** Begin Given records **

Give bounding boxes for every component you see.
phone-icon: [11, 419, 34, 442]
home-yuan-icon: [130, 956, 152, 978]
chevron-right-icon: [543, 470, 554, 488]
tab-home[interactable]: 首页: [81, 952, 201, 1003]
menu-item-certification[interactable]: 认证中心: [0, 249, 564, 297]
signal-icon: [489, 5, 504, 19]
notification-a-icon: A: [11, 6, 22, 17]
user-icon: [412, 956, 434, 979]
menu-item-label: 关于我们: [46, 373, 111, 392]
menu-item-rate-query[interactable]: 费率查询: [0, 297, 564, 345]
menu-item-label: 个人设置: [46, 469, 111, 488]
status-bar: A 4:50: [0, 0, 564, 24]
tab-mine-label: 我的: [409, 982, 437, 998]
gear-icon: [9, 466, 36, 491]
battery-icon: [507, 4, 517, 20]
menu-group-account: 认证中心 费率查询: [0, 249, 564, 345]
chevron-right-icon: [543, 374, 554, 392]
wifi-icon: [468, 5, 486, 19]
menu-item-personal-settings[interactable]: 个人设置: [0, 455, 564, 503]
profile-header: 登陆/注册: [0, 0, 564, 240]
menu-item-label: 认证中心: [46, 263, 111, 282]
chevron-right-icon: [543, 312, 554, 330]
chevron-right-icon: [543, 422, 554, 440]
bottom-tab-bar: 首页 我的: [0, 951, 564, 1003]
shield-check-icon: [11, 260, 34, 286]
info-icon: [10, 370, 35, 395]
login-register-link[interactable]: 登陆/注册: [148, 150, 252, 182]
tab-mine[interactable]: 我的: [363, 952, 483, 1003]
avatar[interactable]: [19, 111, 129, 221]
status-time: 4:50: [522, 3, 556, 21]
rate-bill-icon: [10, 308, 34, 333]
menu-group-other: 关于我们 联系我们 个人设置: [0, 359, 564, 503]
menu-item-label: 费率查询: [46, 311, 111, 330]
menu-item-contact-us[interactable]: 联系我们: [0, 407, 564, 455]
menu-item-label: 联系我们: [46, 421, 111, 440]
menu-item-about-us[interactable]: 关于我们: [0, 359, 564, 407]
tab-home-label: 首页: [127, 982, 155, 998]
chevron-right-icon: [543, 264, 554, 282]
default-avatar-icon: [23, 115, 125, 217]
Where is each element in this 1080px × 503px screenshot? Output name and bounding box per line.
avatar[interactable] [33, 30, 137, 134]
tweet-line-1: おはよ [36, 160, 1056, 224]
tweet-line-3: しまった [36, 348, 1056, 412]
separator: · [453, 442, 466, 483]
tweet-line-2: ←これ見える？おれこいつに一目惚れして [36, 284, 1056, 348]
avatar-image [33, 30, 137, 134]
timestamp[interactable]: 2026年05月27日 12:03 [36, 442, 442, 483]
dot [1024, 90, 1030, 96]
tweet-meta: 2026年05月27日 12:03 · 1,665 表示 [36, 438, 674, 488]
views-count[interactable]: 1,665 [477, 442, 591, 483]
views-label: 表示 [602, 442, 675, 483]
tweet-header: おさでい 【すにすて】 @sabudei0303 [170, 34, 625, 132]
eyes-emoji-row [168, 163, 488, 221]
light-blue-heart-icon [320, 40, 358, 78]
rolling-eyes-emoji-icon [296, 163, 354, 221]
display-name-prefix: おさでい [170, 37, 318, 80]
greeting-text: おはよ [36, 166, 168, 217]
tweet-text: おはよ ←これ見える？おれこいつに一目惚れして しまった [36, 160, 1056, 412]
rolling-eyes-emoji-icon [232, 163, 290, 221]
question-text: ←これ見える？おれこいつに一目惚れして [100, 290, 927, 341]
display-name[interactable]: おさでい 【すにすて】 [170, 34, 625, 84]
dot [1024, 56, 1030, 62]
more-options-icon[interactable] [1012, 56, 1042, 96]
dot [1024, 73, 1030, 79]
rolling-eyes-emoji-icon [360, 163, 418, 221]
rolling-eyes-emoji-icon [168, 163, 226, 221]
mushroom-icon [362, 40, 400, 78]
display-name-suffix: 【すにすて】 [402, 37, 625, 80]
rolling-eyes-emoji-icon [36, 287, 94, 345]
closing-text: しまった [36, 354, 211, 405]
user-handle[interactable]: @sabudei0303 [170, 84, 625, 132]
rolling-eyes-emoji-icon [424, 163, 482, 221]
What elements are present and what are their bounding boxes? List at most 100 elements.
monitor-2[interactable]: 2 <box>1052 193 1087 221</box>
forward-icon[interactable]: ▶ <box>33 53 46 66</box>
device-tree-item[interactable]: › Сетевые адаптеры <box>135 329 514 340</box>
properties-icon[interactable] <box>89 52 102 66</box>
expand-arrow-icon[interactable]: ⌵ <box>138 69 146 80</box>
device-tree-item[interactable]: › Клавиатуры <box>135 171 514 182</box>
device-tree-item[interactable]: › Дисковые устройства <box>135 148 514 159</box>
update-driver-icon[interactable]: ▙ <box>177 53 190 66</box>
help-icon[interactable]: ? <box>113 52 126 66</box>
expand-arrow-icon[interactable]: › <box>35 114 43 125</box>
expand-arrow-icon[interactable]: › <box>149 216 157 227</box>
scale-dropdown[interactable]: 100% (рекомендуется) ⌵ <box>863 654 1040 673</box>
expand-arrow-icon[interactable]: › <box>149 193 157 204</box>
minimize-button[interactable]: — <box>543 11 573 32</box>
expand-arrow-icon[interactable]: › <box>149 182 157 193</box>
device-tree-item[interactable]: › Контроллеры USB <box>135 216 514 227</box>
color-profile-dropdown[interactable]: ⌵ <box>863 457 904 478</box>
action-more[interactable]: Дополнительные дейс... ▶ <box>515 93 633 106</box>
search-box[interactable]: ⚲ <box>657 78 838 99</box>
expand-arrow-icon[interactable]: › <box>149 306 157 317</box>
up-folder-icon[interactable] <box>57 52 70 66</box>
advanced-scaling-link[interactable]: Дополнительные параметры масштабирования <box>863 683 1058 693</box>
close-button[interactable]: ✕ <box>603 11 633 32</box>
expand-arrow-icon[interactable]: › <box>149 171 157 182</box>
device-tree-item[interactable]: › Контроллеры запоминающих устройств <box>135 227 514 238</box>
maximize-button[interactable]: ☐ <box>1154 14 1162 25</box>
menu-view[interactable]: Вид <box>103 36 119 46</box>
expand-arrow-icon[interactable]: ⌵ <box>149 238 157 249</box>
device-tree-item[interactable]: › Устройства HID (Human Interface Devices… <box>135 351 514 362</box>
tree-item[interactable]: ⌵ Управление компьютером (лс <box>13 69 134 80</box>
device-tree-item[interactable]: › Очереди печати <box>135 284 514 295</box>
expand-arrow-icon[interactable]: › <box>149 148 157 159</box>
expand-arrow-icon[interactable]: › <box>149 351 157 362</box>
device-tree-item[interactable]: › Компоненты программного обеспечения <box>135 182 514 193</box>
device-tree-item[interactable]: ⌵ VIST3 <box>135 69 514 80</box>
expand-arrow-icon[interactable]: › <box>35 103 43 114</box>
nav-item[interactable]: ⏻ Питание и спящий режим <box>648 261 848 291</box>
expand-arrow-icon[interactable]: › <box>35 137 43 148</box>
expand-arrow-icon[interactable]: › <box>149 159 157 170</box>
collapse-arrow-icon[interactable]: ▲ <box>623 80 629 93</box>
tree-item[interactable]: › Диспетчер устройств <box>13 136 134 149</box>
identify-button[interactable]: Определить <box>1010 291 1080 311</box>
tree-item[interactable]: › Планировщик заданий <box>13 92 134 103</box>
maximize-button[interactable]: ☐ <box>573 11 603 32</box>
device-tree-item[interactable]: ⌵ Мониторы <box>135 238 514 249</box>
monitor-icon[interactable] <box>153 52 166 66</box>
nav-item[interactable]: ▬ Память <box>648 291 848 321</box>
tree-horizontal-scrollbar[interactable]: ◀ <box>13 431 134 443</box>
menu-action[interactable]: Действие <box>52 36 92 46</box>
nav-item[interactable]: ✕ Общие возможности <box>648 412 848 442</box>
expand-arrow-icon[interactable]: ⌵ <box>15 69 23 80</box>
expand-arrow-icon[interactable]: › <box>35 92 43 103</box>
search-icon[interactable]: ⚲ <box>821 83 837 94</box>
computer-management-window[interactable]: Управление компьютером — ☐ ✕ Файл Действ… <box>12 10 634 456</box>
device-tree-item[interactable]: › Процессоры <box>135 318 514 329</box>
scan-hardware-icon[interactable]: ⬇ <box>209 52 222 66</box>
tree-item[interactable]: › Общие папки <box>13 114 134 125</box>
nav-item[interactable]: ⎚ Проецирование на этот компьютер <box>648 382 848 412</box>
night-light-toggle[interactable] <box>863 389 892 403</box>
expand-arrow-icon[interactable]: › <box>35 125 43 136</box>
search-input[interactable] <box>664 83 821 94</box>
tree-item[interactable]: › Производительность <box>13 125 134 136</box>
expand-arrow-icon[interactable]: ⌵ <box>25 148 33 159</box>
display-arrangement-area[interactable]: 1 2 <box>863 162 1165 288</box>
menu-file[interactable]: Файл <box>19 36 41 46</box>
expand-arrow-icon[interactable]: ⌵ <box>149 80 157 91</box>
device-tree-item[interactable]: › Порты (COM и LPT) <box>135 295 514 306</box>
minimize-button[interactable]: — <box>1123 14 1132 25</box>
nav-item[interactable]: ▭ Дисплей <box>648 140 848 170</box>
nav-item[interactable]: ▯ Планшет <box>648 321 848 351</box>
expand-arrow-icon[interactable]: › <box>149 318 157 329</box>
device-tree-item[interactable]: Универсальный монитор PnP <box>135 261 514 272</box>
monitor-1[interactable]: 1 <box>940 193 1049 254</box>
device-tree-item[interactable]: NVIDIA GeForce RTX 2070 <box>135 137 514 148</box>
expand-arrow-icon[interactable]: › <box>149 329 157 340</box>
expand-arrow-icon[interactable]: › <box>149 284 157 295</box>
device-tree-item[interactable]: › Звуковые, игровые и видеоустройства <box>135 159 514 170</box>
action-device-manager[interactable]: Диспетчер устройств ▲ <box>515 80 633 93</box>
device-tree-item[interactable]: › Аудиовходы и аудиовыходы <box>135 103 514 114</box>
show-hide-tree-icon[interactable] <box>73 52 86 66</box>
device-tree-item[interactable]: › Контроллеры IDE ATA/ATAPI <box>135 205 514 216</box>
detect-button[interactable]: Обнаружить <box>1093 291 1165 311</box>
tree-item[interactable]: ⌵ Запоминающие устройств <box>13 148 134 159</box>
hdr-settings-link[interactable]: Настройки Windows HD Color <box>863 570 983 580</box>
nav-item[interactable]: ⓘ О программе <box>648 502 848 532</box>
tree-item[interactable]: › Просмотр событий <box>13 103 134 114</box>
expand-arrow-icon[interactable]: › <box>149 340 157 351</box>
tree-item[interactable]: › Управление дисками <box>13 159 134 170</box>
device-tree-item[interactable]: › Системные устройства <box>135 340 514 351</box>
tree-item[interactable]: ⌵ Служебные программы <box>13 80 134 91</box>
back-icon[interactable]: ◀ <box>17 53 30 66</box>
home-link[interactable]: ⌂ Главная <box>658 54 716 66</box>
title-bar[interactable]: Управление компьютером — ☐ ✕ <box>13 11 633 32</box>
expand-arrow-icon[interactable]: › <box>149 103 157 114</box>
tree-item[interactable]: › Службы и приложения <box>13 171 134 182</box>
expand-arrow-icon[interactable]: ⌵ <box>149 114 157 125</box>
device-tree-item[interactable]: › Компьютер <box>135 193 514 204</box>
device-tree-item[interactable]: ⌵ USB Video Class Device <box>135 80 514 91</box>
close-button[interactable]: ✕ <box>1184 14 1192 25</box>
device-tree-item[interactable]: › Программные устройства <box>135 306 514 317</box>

** End Given records **

Copy out the items word for word, starting at the very first line and ending with the line that contains "signal-icon: [489, 5, 504, 19]".

Give bounding boxes for every component you see.
phone-icon: [11, 419, 34, 442]
home-yuan-icon: [130, 956, 152, 978]
chevron-right-icon: [543, 470, 554, 488]
tab-home[interactable]: 首页: [81, 952, 201, 1003]
menu-item-certification[interactable]: 认证中心: [0, 249, 564, 297]
signal-icon: [489, 5, 504, 19]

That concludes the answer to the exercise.